• Given instruction
Exactly as written, quote every line that follows, skipping the images.

··· Material for this exercise ···

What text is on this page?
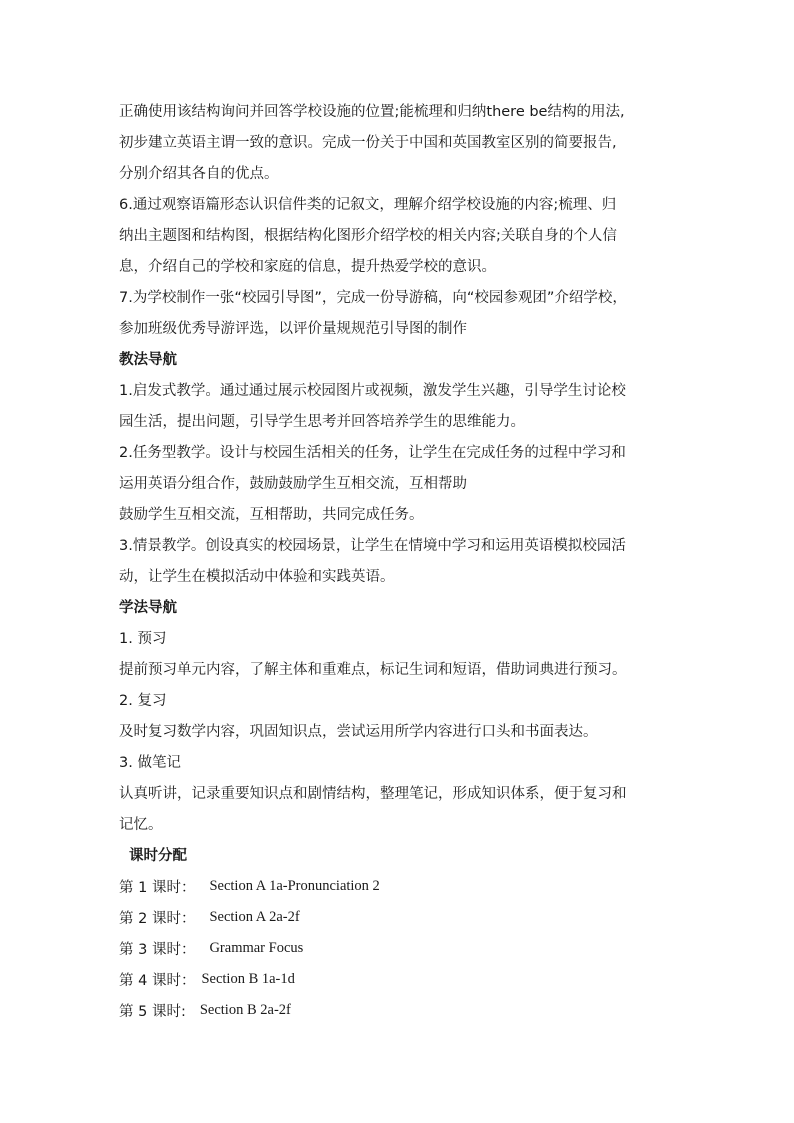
正确使用该结构询问并回答学校设施的位置;能梳理和归纳there be结构的用法,
初步建立英语主谓一致的意识。完成一份关于中国和英国教室区别的简要报告,
分别介绍其各自的优点。
6.通过观察语篇形态认识信件类的记叙文，理解介绍学校设施的内容;梳理、归
纳出主题图和结构图，根据结构化图形介绍学校的相关内容;关联自身的个人信
息，介绍自己的学校和家庭的信息，提升热爱学校的意识。
7.为学校制作一张“校园引导图”，完成一份导游稿，向“校园参观团”介绍学校，
参加班级优秀导游评选，以评价量规规范引导图的制作
教法导航
1.启发式教学。通过通过展示校园图片或视频，激发学生兴趣，引导学生讨论校
园生活，提出问题，引导学生思考并回答培养学生的思维能力。
2.任务型教学。设计与校园生活相关的任务，让学生在完成任务的过程中学习和
运用英语分组合作，鼓励鼓励学生互相交流，互相帮助
鼓励学生互相交流，互相帮助，共同完成任务。
3.情景教学。创设真实的校园场景，让学生在情境中学习和运用英语模拟校园活
动，让学生在模拟活动中体验和实践英语。
学法导航
1. 预习
提前预习单元内容，了解主体和重难点，标记生词和短语，借助词典进行预习。
2. 复习
及时复习数学内容，巩固知识点，尝试运用所学内容进行口头和书面表达。
3. 做笔记
认真听讲，记录重要知识点和剧情结构，整理笔记，形成知识体系，便于复习和
记忆。
课时分配
第 1 课时： Section A 1a-Pronunciation 2
第 2 课时： Section A 2a-2f
第 3 课时： Grammar Focus
第 4 课时： Section B 1a-1d
第 5 课时: Section B 2a-2f
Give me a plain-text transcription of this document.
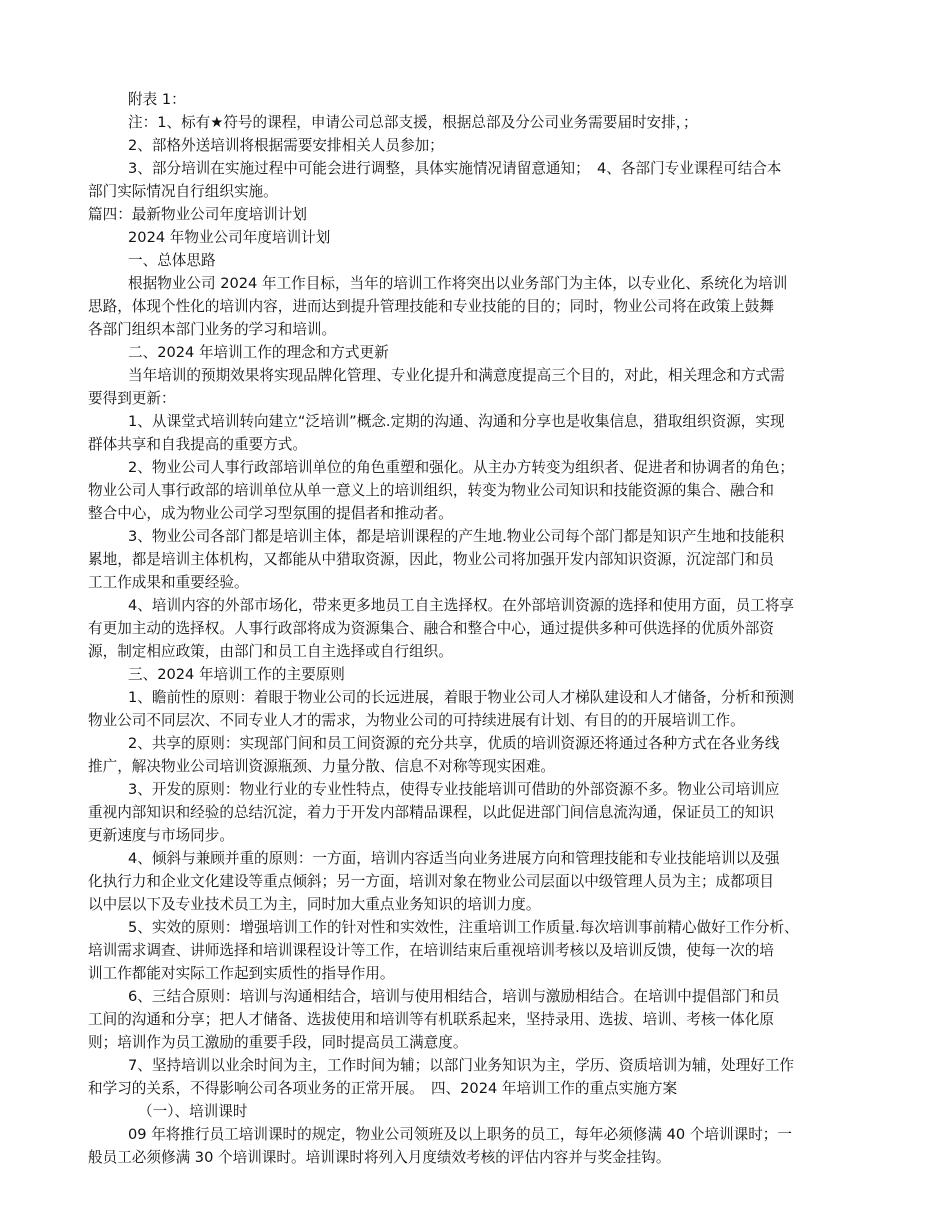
附表 1：
注：1、标有★符号的课程，申请公司总部支援，根据总部及分公司业务需要届时安排，；
2、部格外送培训将根据需要安排相关人员参加；
3、部分培训在实施过程中可能会进行调整，具体实施情况请留意通知；　4、各部门专业课程可结合本
部门实际情况自行组织实施。
篇四：最新物业公司年度培训计划
2024 年物业公司年度培训计划
一、总体思路
根据物业公司 2024 年工作目标，当年的培训工作将突出以业务部门为主体，以专业化、系统化为培训
思路，体现个性化的培训内容，进而达到提升管理技能和专业技能的目的；同时，物业公司将在政策上鼓舞
各部门组织本部门业务的学习和培训。
二、2024 年培训工作的理念和方式更新
当年培训的预期效果将实现品牌化管理、专业化提升和满意度提高三个目的，对此，相关理念和方式需
要得到更新：
1、从课堂式培训转向建立“泛培训”概念.定期的沟通、沟通和分享也是收集信息，猎取组织资源，实现
群体共享和自我提高的重要方式。
2、物业公司人事行政部培训单位的角色重塑和强化。从主办方转变为组织者、促进者和协调者的角色；
物业公司人事行政部的培训单位从单一意义上的培训组织，转变为物业公司知识和技能资源的集合、融合和
整合中心，成为物业公司学习型氛围的提倡者和推动者。
3、物业公司各部门都是培训主体，都是培训课程的产生地.物业公司每个部门都是知识产生地和技能积
累地，都是培训主体机构，又都能从中猎取资源，因此，物业公司将加强开发内部知识资源，沉淀部门和员
工工作成果和重要经验。
4、培训内容的外部市场化，带来更多地员工自主选择权。在外部培训资源的选择和使用方面，员工将享
有更加主动的选择权。人事行政部将成为资源集合、融合和整合中心，通过提供多种可供选择的优质外部资
源，制定相应政策，由部门和员工自主选择或自行组织。
三、2024 年培训工作的主要原则
1、瞻前性的原则：着眼于物业公司的长远进展，着眼于物业公司人才梯队建设和人才储备，分析和预测
物业公司不同层次、不同专业人才的需求，为物业公司的可持续进展有计划、有目的的开展培训工作。
2、共享的原则：实现部门间和员工间资源的充分共享，优质的培训资源还将通过各种方式在各业务线
推广，解决物业公司培训资源瓶颈、力量分散、信息不对称等现实困难。
3、开发的原则：物业行业的专业性特点，使得专业技能培训可借助的外部资源不多。物业公司培训应
重视内部知识和经验的总结沉淀，着力于开发内部精品课程，以此促进部门间信息流沟通，保证员工的知识
更新速度与市场同步。
4、倾斜与兼顾并重的原则：一方面，培训内容适当向业务进展方向和管理技能和专业技能培训以及强
化执行力和企业文化建设等重点倾斜；另一方面，培训对象在物业公司层面以中级管理人员为主；成都项目
以中层以下及专业技术员工为主，同时加大重点业务知识的培训力度。
5、实效的原则：增强培训工作的针对性和实效性，注重培训工作质量.每次培训事前精心做好工作分析、
培训需求调查、讲师选择和培训课程设计等工作，在培训结束后重视培训考核以及培训反馈，使每一次的培
训工作都能对实际工作起到实质性的指导作用。
6、三结合原则：培训与沟通相结合，培训与使用相结合，培训与激励相结合。在培训中提倡部门和员
工间的沟通和分享；把人才储备、选拔使用和培训等有机联系起来，坚持录用、选拔、培训、考核一体化原
则；培训作为员工激励的重要手段，同时提高员工满意度。
7、坚持培训以业余时间为主，工作时间为辅；以部门业务知识为主，学历、资质培训为辅，处理好工作
和学习的关系，不得影响公司各项业务的正常开展。　四、2024 年培训工作的重点实施方案
（一）、培训课时
09 年将推行员工培训课时的规定，物业公司领班及以上职务的员工，每年必须修满 40 个培训课时；一
般员工必须修满 30 个培训课时。培训课时将列入月度绩效考核的评估内容并与奖金挂钩。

···

• Task result
What text is on this page?
正确使用该结构询问并回答学校设施的位置;能梳理和归纳there be结构的用法,
初步建立英语主谓一致的意识。完成一份关于中国和英国教室区别的简要报告,
分别介绍其各自的优点。
6.通过观察语篇形态认识信件类的记叙文，理解介绍学校设施的内容;梳理、归
纳出主题图和结构图，根据结构化图形介绍学校的相关内容;关联自身的个人信
息，介绍自己的学校和家庭的信息，提升热爱学校的意识。
7.为学校制作一张“校园引导图”，完成一份导游稿，向“校园参观团”介绍学校，
参加班级优秀导游评选，以评价量规规范引导图的制作
教法导航
1.启发式教学。通过通过展示校园图片或视频，激发学生兴趣，引导学生讨论校
园生活，提出问题，引导学生思考并回答培养学生的思维能力。
2.任务型教学。设计与校园生活相关的任务，让学生在完成任务的过程中学习和
运用英语分组合作，鼓励鼓励学生互相交流，互相帮助
鼓励学生互相交流，互相帮助，共同完成任务。
3.情景教学。创设真实的校园场景，让学生在情境中学习和运用英语模拟校园活
动，让学生在模拟活动中体验和实践英语。
学法导航
1. 预习
提前预习单元内容，了解主体和重难点，标记生词和短语，借助词典进行预习。
2. 复习
及时复习数学内容，巩固知识点，尝试运用所学内容进行口头和书面表达。
3. 做笔记
认真听讲，记录重要知识点和剧情结构，整理笔记，形成知识体系，便于复习和
记忆。
课时分配
第 1 课时： Section A 1a-Pronunciation 2
第 2 课时： Section A 2a-2f
第 3 课时： Grammar Focus
第 4 课时： Section B 1a-1d
第 5 课时: Section B 2a-2f
Give me a plain-text transcription of this document.
附表 1：
注：1、标有★符号的课程，申请公司总部支援，根据总部及分公司业务需要届时安排，；
2、部格外送培训将根据需要安排相关人员参加；
3、部分培训在实施过程中可能会进行调整，具体实施情况请留意通知；　4、各部门专业课程可结合本
部门实际情况自行组织实施。
篇四：最新物业公司年度培训计划
2024 年物业公司年度培训计划
一、总体思路
根据物业公司 2024 年工作目标，当年的培训工作将突出以业务部门为主体，以专业化、系统化为培训
思路，体现个性化的培训内容，进而达到提升管理技能和专业技能的目的；同时，物业公司将在政策上鼓舞
各部门组织本部门业务的学习和培训。
二、2024 年培训工作的理念和方式更新
当年培训的预期效果将实现品牌化管理、专业化提升和满意度提高三个目的，对此，相关理念和方式需
要得到更新：
1、从课堂式培训转向建立“泛培训”概念.定期的沟通、沟通和分享也是收集信息，猎取组织资源，实现
群体共享和自我提高的重要方式。
2、物业公司人事行政部培训单位的角色重塑和强化。从主办方转变为组织者、促进者和协调者的角色；
物业公司人事行政部的培训单位从单一意义上的培训组织，转变为物业公司知识和技能资源的集合、融合和
整合中心，成为物业公司学习型氛围的提倡者和推动者。
3、物业公司各部门都是培训主体，都是培训课程的产生地.物业公司每个部门都是知识产生地和技能积
累地，都是培训主体机构，又都能从中猎取资源，因此，物业公司将加强开发内部知识资源，沉淀部门和员
工工作成果和重要经验。
4、培训内容的外部市场化，带来更多地员工自主选择权。在外部培训资源的选择和使用方面，员工将享
有更加主动的选择权。人事行政部将成为资源集合、融合和整合中心，通过提供多种可供选择的优质外部资
源，制定相应政策，由部门和员工自主选择或自行组织。
三、2024 年培训工作的主要原则
1、瞻前性的原则：着眼于物业公司的长远进展，着眼于物业公司人才梯队建设和人才储备，分析和预测
物业公司不同层次、不同专业人才的需求，为物业公司的可持续进展有计划、有目的的开展培训工作。
2、共享的原则：实现部门间和员工间资源的充分共享，优质的培训资源还将通过各种方式在各业务线
推广，解决物业公司培训资源瓶颈、力量分散、信息不对称等现实困难。
3、开发的原则：物业行业的专业性特点，使得专业技能培训可借助的外部资源不多。物业公司培训应
重视内部知识和经验的总结沉淀，着力于开发内部精品课程，以此促进部门间信息流沟通，保证员工的知识
更新速度与市场同步。
4、倾斜与兼顾并重的原则：一方面，培训内容适当向业务进展方向和管理技能和专业技能培训以及强
化执行力和企业文化建设等重点倾斜；另一方面，培训对象在物业公司层面以中级管理人员为主；成都项目
以中层以下及专业技术员工为主，同时加大重点业务知识的培训力度。
5、实效的原则：增强培训工作的针对性和实效性，注重培训工作质量.每次培训事前精心做好工作分析、
培训需求调查、讲师选择和培训课程设计等工作，在培训结束后重视培训考核以及培训反馈，使每一次的培
训工作都能对实际工作起到实质性的指导作用。
6、三结合原则：培训与沟通相结合，培训与使用相结合，培训与激励相结合。在培训中提倡部门和员
工间的沟通和分享；把人才储备、选拔使用和培训等有机联系起来，坚持录用、选拔、培训、考核一体化原
则；培训作为员工激励的重要手段，同时提高员工满意度。
7、坚持培训以业余时间为主，工作时间为辅；以部门业务知识为主，学历、资质培训为辅，处理好工作
和学习的关系，不得影响公司各项业务的正常开展。　四、2024 年培训工作的重点实施方案
（一）、培训课时
09 年将推行员工培训课时的规定，物业公司领班及以上职务的员工，每年必须修满 40 个培训课时；一
般员工必须修满 30 个培训课时。培训课时将列入月度绩效考核的评估内容并与奖金挂钩。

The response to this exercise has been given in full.